**EXERCISE TASK**
For the copy, please give all of the data again exactly and leave the pictures out.

* Begin RECORDS SHOWN *

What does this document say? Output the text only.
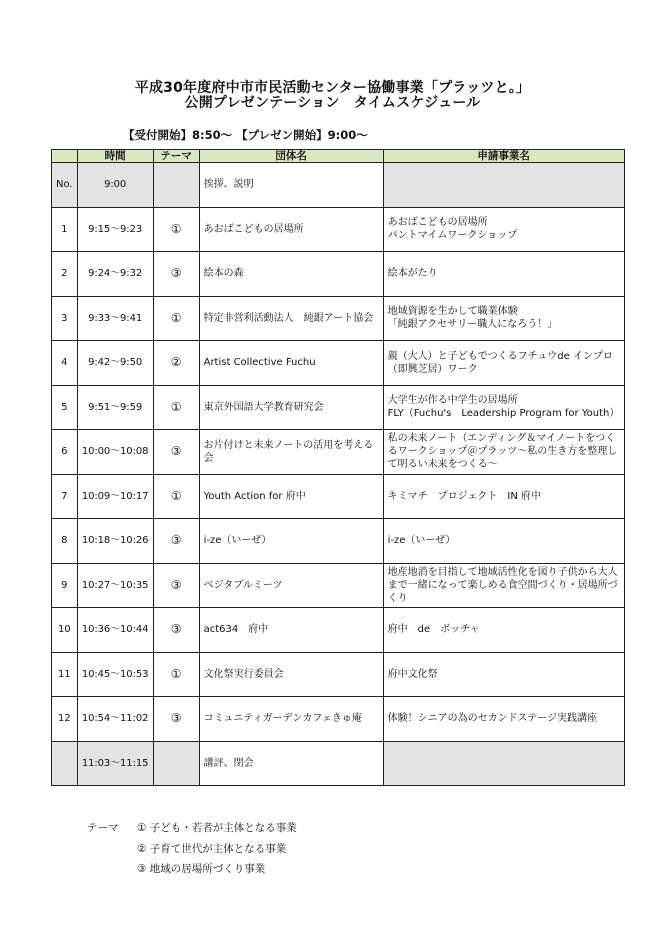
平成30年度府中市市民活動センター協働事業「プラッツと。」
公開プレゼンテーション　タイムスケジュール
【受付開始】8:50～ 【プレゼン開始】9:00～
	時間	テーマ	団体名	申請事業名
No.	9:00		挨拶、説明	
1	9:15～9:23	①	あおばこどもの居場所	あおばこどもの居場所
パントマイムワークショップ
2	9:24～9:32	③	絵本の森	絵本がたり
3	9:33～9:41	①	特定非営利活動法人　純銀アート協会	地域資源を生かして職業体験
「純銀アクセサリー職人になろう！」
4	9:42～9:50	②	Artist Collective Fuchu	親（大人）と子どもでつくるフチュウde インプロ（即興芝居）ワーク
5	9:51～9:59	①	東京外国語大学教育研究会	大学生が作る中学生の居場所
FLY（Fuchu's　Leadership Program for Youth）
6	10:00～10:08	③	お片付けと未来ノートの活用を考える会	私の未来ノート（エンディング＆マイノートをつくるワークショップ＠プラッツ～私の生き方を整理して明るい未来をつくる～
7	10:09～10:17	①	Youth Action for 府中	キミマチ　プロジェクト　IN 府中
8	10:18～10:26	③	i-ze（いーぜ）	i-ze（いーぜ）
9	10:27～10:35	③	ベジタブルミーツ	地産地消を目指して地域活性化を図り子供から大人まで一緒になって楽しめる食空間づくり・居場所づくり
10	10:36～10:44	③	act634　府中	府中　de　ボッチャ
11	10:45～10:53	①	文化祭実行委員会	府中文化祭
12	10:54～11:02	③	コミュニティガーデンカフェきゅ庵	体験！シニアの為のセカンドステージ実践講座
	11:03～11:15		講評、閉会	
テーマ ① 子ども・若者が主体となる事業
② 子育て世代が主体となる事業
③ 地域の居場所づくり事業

* End RECORDS SHOWN *

**RESULT OF THE EXERCISE**
What does this document say? Output the text only.
平成30年度府中市市民活動センター協働事業「プラッツと。」
公開プレゼンテーション　タイムスケジュール
【受付開始】8:50～ 【プレゼン開始】9:00～
	時間	テーマ	団体名	申請事業名
No.	9:00		挨拶、説明	
1	9:15～9:23	①	あおばこどもの居場所	あおばこどもの居場所
パントマイムワークショップ
2	9:24～9:32	③	絵本の森	絵本がたり
3	9:33～9:41	①	特定非営利活動法人　純銀アート協会	地域資源を生かして職業体験
「純銀アクセサリー職人になろう！」
4	9:42～9:50	②	Artist Collective Fuchu	親（大人）と子どもでつくるフチュウde インプロ（即興芝居）ワーク
5	9:51～9:59	①	東京外国語大学教育研究会	大学生が作る中学生の居場所
FLY（Fuchu's　Leadership Program for Youth）
6	10:00～10:08	③	お片付けと未来ノートの活用を考える会	私の未来ノート（エンディング＆マイノートをつくるワークショップ＠プラッツ～私の生き方を整理して明るい未来をつくる～
7	10:09～10:17	①	Youth Action for 府中	キミマチ　プロジェクト　IN 府中
8	10:18～10:26	③	i-ze（いーぜ）	i-ze（いーぜ）
9	10:27～10:35	③	ベジタブルミーツ	地産地消を目指して地域活性化を図り子供から大人まで一緒になって楽しめる食空間づくり・居場所づくり
10	10:36～10:44	③	act634　府中	府中　de　ボッチャ
11	10:45～10:53	①	文化祭実行委員会	府中文化祭
12	10:54～11:02	③	コミュニティガーデンカフェきゅ庵	体験！シニアの為のセカンドステージ実践講座
	11:03～11:15		講評、閉会	
テーマ ① 子ども・若者が主体となる事業
② 子育て世代が主体となる事業
③ 地域の居場所づくり事業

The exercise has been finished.